══ Items ══
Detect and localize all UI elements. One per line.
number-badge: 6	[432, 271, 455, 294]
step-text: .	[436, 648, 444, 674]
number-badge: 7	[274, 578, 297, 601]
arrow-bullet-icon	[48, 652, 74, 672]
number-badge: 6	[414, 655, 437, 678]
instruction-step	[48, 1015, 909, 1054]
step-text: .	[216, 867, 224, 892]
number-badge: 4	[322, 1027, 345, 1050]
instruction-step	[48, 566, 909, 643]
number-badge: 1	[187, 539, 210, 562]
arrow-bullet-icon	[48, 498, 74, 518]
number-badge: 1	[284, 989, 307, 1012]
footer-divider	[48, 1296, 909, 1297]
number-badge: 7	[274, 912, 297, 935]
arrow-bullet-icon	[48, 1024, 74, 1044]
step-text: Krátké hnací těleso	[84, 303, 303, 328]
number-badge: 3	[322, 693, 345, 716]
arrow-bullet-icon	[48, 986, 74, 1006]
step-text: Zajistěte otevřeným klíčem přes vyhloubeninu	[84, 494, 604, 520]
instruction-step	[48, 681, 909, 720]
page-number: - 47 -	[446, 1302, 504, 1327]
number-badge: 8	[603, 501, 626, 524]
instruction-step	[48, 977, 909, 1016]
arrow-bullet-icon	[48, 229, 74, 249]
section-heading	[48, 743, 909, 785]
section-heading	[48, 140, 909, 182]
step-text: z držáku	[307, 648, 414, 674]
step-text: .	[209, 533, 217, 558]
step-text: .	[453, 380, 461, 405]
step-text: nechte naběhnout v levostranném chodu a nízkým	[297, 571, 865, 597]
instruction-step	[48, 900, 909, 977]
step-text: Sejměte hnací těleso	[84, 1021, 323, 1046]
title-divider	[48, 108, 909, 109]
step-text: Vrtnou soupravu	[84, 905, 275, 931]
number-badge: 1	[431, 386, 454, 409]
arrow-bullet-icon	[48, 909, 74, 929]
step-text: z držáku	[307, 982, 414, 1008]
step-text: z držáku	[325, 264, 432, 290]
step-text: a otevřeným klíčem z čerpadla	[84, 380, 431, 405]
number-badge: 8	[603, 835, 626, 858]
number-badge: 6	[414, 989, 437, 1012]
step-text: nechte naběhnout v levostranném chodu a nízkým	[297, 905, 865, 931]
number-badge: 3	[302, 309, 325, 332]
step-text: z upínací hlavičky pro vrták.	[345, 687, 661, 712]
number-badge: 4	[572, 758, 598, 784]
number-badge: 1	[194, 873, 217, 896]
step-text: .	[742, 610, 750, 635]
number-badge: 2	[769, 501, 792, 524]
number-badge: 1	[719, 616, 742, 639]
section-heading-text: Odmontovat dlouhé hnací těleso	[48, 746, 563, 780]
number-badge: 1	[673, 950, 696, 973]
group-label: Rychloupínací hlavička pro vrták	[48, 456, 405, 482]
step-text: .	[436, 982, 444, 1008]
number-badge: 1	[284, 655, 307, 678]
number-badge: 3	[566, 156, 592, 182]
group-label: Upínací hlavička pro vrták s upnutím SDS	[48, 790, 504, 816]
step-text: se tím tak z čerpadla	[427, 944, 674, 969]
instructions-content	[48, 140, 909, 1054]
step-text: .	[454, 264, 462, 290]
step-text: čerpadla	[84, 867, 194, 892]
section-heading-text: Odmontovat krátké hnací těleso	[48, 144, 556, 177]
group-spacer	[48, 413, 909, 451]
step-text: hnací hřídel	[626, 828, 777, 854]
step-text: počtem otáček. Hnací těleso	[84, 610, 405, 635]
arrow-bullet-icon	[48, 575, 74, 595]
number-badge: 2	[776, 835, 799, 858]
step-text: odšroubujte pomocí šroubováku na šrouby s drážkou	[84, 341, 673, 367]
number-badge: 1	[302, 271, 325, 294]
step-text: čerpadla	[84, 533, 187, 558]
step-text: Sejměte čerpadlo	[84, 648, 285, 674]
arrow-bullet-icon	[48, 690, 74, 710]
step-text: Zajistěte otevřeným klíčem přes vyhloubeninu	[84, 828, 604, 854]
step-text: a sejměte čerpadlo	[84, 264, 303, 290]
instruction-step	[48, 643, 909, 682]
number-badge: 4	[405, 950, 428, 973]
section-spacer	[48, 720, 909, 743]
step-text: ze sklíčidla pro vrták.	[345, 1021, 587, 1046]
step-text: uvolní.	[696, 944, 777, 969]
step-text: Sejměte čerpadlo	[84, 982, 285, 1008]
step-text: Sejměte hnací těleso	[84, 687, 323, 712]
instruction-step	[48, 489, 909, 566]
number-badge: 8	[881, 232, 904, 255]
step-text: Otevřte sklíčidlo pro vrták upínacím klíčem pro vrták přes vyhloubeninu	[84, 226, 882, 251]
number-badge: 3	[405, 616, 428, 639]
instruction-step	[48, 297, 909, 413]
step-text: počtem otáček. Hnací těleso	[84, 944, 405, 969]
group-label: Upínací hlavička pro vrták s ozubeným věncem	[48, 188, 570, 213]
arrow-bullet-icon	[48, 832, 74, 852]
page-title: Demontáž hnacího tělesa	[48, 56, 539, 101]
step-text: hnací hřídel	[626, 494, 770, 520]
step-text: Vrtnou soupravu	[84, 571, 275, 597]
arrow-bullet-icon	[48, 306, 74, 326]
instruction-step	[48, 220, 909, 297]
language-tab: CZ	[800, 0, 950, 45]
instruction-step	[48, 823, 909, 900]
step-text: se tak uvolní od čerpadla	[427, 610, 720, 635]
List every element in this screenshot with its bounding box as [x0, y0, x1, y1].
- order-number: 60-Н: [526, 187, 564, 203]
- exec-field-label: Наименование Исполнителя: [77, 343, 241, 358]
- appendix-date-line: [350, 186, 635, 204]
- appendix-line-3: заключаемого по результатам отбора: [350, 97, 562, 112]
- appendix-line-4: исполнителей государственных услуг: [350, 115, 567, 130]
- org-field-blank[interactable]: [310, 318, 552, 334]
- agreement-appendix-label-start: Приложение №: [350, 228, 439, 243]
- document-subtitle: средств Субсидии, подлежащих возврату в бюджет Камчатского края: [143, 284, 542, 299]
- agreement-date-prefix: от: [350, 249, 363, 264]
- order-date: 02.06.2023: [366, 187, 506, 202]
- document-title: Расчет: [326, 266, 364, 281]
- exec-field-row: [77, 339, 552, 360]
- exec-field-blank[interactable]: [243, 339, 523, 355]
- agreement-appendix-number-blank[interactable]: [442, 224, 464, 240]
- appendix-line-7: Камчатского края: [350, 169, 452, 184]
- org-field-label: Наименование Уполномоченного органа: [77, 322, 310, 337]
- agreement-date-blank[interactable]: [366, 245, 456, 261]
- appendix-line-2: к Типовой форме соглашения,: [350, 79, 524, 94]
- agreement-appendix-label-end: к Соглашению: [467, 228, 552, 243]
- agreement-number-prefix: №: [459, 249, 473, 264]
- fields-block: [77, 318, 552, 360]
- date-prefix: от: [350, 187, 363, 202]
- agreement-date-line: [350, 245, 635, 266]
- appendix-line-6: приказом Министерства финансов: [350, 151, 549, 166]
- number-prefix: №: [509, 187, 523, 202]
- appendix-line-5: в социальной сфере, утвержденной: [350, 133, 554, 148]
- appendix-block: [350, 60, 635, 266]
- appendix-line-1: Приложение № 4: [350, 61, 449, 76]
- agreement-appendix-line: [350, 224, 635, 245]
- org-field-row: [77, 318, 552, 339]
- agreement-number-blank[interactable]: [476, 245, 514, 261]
═══
| What to work on |
Please repeat the rows word for word, beginning with the first row and stopping after the line that contains "986, 74, 1006]".

| Result of the task |
Detect and localize all UI elements. One per line.
number-badge: 6	[432, 271, 455, 294]
step-text: .	[436, 648, 444, 674]
number-badge: 7	[274, 578, 297, 601]
arrow-bullet-icon	[48, 652, 74, 672]
number-badge: 6	[414, 655, 437, 678]
instruction-step	[48, 1015, 909, 1054]
step-text: .	[216, 867, 224, 892]
number-badge: 4	[322, 1027, 345, 1050]
instruction-step	[48, 566, 909, 643]
number-badge: 1	[187, 539, 210, 562]
arrow-bullet-icon	[48, 498, 74, 518]
number-badge: 1	[284, 989, 307, 1012]
footer-divider	[48, 1296, 909, 1297]
number-badge: 7	[274, 912, 297, 935]
arrow-bullet-icon	[48, 1024, 74, 1044]
step-text: Krátké hnací těleso	[84, 303, 303, 328]
number-badge: 3	[322, 693, 345, 716]
arrow-bullet-icon	[48, 986, 74, 1006]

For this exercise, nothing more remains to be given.